-- begin --

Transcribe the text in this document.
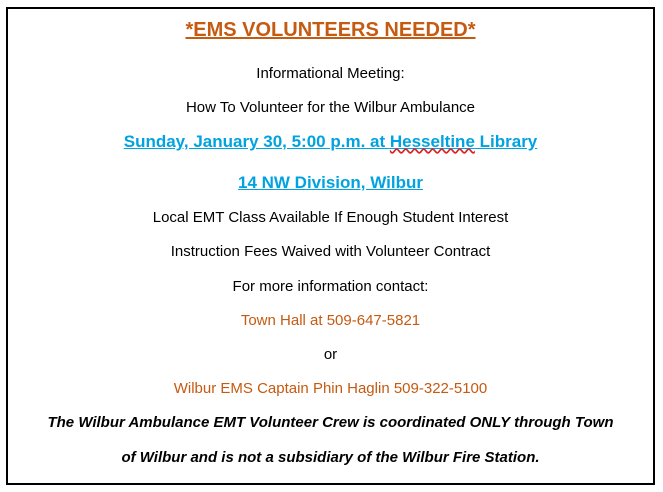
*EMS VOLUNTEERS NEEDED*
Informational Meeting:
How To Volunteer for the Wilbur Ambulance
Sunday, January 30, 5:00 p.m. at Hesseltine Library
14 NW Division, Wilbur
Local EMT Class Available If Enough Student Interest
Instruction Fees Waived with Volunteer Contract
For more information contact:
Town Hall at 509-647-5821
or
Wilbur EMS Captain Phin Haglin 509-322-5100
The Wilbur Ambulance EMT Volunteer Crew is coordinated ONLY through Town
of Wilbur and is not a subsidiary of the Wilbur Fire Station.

-- end --

Copy all the records above exactly, but leave out the pictures.

> _RESULT OF THIS EXERCISE_:
Transcribe the text in this document.
*EMS VOLUNTEERS NEEDED*
Informational Meeting:
How To Volunteer for the Wilbur Ambulance
Sunday, January 30, 5:00 p.m. at Hesseltine Library
14 NW Division, Wilbur
Local EMT Class Available If Enough Student Interest
Instruction Fees Waived with Volunteer Contract
For more information contact:
Town Hall at 509-647-5821
or
Wilbur EMS Captain Phin Haglin 509-322-5100
The Wilbur Ambulance EMT Volunteer Crew is coordinated ONLY through Town
of Wilbur and is not a subsidiary of the Wilbur Fire Station.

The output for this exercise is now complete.